Records that describe figures:
#####
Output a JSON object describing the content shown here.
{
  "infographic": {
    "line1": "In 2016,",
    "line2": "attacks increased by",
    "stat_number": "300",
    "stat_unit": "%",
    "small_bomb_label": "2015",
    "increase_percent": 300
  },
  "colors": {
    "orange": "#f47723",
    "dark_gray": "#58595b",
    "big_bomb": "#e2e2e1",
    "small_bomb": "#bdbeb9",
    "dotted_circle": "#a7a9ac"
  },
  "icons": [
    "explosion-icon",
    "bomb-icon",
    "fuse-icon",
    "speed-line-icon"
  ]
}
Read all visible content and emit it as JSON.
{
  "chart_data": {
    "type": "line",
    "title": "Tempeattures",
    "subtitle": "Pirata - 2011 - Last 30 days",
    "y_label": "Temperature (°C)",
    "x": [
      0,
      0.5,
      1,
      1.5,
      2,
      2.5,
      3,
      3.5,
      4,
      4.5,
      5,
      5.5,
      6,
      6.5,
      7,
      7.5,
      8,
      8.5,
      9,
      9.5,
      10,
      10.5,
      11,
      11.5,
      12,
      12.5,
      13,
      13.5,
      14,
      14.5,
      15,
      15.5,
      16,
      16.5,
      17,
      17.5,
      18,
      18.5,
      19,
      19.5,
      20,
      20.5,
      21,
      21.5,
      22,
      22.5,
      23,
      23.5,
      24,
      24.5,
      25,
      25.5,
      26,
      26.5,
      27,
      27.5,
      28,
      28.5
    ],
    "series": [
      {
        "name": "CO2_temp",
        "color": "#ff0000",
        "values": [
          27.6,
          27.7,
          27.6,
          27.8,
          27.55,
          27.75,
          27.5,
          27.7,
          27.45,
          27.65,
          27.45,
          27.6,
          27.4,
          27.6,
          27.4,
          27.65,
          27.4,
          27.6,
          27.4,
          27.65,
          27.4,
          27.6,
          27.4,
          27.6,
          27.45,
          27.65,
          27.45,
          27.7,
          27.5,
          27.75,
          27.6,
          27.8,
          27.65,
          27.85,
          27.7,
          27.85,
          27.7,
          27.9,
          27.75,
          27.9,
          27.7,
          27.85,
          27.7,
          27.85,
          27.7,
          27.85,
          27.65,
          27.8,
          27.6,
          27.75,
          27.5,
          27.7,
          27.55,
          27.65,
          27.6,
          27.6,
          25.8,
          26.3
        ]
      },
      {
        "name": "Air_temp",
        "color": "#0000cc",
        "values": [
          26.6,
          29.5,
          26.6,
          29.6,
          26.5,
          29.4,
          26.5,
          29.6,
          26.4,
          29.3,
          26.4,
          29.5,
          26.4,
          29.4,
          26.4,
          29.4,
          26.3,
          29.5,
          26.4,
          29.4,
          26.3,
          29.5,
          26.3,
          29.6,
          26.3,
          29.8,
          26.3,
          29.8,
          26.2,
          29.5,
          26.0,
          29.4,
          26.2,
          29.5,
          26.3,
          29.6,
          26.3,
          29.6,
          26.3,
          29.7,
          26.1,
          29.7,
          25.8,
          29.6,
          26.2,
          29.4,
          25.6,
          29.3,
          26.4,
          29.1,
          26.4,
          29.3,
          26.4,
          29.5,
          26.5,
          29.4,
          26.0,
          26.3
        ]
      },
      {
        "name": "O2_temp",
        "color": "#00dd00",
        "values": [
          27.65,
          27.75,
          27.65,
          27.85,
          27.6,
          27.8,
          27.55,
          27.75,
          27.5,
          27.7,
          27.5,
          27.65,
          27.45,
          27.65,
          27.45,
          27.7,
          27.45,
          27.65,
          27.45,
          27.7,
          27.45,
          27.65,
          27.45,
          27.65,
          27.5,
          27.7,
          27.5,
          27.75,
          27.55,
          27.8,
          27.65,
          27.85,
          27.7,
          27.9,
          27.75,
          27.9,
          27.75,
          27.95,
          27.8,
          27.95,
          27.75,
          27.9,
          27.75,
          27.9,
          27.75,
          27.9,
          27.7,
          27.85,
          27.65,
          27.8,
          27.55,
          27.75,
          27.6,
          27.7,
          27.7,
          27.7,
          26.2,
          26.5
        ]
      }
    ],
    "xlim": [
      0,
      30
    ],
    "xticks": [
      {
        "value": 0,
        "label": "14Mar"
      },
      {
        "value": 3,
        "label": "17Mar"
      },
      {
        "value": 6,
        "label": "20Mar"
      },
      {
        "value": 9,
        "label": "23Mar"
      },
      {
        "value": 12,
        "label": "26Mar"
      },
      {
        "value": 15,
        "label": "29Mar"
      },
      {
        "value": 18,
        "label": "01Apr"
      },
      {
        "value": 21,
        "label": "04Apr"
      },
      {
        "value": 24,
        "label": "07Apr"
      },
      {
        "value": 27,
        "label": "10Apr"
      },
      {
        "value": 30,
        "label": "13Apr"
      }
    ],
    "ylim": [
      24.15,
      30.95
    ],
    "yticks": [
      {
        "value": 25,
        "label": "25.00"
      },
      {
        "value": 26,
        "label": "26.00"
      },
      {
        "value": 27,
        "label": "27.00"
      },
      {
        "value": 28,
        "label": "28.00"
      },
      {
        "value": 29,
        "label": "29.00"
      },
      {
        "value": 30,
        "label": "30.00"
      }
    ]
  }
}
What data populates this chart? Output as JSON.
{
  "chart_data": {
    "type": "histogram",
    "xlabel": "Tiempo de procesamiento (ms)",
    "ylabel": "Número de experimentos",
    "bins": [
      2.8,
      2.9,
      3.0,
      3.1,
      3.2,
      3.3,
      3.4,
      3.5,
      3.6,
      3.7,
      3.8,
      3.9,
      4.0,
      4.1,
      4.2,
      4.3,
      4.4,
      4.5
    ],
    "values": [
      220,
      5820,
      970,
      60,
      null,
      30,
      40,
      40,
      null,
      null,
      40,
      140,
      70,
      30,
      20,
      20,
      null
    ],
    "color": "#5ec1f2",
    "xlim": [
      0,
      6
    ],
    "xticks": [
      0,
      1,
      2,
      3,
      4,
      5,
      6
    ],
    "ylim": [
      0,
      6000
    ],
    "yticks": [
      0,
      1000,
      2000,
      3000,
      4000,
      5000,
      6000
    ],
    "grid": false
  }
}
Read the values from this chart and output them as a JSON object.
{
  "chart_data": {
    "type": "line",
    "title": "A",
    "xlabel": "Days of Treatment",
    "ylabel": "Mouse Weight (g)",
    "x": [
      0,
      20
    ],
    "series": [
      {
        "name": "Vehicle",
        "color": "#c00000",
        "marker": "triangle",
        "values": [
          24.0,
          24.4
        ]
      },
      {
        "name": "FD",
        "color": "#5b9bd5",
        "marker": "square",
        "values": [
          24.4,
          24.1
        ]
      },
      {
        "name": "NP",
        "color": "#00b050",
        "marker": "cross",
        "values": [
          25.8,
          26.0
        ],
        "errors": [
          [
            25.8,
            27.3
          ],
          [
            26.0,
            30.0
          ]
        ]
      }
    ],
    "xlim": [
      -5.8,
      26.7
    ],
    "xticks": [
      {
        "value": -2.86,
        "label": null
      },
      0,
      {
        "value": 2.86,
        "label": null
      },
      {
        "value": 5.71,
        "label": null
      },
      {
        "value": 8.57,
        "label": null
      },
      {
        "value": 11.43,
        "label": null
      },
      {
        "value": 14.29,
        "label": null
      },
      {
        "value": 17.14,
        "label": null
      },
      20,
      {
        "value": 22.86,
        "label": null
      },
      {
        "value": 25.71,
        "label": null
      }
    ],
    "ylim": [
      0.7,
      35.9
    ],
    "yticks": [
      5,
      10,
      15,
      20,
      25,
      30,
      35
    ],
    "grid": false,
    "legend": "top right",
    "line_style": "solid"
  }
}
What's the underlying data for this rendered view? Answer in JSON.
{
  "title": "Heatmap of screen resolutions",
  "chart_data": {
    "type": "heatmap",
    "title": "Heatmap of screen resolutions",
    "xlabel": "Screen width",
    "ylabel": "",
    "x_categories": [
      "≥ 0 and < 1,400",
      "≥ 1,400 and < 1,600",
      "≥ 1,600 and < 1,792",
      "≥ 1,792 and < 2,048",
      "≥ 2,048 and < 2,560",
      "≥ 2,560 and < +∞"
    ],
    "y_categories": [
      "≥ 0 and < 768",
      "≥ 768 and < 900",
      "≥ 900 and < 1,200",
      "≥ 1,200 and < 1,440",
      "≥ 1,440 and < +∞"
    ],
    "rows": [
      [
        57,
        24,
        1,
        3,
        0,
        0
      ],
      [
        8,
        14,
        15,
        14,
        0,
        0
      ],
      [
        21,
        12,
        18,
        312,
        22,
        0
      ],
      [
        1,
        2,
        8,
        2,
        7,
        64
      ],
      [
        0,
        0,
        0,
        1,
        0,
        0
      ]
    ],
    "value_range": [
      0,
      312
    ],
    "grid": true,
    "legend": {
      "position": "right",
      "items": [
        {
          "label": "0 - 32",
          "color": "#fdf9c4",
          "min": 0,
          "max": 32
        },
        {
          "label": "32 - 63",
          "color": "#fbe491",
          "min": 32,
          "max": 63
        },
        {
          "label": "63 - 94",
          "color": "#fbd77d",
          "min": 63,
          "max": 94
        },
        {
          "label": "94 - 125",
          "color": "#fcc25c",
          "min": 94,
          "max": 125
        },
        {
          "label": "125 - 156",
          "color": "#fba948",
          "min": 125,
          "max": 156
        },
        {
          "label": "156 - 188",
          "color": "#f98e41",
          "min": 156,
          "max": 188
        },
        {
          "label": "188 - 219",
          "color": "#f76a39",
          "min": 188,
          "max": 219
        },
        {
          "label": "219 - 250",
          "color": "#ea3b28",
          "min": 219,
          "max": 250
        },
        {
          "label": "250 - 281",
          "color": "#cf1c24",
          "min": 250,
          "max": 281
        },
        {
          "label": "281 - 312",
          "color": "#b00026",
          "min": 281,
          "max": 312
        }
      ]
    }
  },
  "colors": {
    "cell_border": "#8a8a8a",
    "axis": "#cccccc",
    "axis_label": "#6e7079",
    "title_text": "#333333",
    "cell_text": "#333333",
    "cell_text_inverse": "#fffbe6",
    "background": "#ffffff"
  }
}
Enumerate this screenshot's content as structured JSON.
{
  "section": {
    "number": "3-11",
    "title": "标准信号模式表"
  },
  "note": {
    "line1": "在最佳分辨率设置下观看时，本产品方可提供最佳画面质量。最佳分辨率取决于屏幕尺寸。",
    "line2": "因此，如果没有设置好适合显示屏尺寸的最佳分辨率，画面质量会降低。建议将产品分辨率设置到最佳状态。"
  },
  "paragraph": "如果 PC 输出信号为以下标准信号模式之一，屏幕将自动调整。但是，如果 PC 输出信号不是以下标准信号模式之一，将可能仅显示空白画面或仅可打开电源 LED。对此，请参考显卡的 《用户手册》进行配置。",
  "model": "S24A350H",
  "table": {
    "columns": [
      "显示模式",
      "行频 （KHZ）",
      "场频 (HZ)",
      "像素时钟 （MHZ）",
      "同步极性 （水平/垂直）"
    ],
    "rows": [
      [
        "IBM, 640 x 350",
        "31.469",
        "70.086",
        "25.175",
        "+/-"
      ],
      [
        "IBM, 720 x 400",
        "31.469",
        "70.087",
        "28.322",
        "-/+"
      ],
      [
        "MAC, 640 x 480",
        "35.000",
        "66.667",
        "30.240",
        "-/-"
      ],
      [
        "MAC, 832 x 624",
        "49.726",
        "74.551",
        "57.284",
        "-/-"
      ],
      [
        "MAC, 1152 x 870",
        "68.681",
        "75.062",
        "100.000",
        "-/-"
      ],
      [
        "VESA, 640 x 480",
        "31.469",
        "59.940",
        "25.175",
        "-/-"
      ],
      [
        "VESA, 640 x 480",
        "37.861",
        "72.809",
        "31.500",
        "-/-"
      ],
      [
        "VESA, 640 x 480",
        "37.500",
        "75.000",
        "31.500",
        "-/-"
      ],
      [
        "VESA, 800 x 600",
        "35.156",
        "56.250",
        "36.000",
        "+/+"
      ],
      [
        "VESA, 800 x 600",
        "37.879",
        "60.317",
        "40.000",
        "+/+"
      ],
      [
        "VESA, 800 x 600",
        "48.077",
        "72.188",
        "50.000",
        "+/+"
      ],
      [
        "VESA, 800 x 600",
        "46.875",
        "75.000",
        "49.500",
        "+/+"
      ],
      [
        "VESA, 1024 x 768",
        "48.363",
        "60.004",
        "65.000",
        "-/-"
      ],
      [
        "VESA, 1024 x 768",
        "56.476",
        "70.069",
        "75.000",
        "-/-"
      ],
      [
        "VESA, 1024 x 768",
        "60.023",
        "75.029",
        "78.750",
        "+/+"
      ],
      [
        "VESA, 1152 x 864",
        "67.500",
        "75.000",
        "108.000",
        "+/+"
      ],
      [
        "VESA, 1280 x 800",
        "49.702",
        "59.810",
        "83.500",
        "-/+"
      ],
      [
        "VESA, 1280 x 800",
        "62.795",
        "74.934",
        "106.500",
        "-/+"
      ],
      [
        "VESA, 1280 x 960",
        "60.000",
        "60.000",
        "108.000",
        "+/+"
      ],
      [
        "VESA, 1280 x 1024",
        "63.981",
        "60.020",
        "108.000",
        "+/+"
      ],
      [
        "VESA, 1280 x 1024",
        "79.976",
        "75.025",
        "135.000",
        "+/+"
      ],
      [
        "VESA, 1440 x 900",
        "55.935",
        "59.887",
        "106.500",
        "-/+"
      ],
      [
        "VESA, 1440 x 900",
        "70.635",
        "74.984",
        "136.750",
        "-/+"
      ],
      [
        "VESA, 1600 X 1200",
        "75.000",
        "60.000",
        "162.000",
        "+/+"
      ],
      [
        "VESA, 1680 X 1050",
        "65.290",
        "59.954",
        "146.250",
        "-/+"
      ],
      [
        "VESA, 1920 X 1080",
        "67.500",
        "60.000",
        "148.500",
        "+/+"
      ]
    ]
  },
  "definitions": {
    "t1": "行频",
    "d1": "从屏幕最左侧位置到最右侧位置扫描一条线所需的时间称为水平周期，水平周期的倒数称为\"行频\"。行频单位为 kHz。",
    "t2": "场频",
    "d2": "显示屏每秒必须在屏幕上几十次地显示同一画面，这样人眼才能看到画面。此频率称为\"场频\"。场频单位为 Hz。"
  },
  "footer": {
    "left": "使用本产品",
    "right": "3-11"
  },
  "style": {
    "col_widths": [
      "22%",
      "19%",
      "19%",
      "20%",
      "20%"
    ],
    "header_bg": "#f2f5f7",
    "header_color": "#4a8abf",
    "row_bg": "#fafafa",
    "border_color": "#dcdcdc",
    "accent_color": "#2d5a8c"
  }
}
#####
▶ _PROBLEM STATEMENT_:
Some lines of the records may hold the word "What". How many do? Answer with a number and nothing else.

▶ _ANSWER FOR THE TASK_:
2